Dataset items
▼▼▼
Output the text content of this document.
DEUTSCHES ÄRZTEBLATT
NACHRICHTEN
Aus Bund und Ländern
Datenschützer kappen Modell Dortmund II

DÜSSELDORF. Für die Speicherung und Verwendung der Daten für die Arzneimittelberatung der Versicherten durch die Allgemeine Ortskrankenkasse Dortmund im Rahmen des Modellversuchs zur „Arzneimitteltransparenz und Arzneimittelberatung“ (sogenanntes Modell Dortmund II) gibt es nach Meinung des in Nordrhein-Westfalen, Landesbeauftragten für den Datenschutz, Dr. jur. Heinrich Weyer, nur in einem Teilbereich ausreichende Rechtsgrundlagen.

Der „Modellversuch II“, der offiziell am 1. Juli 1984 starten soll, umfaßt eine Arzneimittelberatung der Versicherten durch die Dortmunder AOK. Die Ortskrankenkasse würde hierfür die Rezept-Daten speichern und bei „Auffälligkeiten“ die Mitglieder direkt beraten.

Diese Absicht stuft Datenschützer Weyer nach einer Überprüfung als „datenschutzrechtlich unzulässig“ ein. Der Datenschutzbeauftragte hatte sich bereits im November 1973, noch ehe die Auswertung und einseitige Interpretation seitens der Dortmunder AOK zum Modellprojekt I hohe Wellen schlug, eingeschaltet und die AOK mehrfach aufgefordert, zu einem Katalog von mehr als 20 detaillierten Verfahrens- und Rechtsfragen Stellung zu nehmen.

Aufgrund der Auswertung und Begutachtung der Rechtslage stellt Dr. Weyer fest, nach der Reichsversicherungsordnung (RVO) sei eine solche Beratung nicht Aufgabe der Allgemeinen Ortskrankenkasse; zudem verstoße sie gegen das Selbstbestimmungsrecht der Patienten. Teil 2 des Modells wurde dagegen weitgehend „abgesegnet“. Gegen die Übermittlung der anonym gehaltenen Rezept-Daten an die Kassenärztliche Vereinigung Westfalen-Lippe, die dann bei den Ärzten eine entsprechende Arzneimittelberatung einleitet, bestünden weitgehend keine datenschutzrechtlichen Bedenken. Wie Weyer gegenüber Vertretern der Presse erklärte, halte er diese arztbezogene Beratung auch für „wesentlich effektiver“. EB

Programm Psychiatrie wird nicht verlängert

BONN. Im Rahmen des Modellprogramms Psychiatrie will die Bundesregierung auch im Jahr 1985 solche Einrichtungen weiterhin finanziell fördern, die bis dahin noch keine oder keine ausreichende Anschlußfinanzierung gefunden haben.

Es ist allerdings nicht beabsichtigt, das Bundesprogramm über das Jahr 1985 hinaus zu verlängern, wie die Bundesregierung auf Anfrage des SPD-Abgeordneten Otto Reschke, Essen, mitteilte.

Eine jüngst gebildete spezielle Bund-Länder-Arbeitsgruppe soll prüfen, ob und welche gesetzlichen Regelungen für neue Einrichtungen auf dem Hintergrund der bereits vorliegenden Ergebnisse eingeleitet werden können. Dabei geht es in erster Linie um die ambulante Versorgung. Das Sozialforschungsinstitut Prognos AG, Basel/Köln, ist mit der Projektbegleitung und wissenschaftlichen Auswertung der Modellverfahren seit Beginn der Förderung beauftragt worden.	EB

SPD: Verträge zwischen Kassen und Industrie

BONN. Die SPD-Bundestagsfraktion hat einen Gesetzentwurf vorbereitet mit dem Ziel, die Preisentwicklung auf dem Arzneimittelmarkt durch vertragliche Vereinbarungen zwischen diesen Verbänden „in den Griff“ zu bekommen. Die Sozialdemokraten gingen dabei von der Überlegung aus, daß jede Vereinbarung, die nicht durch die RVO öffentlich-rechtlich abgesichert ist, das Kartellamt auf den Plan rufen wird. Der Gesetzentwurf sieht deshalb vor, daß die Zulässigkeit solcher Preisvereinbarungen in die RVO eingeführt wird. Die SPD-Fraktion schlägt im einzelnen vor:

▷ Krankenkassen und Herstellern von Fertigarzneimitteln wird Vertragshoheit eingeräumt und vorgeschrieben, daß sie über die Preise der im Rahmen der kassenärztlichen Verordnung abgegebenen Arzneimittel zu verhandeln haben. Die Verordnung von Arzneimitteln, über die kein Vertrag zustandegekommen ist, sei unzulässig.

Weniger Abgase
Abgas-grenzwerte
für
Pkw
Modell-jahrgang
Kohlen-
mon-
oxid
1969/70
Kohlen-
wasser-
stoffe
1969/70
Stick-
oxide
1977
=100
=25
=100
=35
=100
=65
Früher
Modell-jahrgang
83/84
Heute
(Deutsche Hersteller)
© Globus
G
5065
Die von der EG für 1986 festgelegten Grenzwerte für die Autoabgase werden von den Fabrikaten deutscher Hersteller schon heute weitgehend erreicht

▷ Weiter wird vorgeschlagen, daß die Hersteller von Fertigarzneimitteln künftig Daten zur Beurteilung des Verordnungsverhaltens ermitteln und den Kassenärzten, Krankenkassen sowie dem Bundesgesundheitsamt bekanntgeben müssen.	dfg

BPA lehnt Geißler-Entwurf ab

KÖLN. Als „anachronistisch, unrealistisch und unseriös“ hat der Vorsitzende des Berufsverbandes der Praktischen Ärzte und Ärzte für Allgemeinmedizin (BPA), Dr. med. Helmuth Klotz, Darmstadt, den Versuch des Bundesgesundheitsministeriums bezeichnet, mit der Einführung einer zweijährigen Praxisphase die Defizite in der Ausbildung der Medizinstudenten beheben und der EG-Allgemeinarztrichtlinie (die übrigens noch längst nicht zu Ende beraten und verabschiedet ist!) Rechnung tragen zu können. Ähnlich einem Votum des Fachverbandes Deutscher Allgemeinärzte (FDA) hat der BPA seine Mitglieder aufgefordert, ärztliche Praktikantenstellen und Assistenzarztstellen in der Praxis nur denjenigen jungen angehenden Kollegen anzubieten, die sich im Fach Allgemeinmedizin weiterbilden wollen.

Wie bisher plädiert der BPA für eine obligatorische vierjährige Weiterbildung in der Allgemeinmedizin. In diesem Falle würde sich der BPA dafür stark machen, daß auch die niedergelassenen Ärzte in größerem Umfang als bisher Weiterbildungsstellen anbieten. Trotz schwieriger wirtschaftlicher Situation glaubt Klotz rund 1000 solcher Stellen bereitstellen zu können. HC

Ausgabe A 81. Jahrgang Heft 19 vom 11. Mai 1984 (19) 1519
▲▲▲
**Task statement:**
Using the listing above, return all lines where the word "Versicherten" occurs.

**Answer in full:**
DÜSSELDORF. Für die Speicherung und Verwendung der Daten für die Arzneimittelberatung der Versicherten durch die Allgemeine Ortskrankenkasse Dortmund im Rahmen des Modellversuchs zur „Arzneimitteltransparenz und Arzneimittelberatung“ (sogenanntes Modell Dortmund II) gibt es nach Meinung des in Nordrhein-Westfalen, Landesbeauftragten für den Datenschutz, Dr. jur. Heinrich Weyer, nur in einem Teilbereich ausreichende Rechtsgrundlagen.
Der „Modellversuch II“, der offiziell am 1. Juli 1984 starten soll, umfaßt eine Arzneimittelberatung der Versicherten durch die Dortmunder AOK. Die Ortskrankenkasse würde hierfür die Rezept-Daten speichern und bei „Auffälligkeiten“ die Mitglieder direkt beraten.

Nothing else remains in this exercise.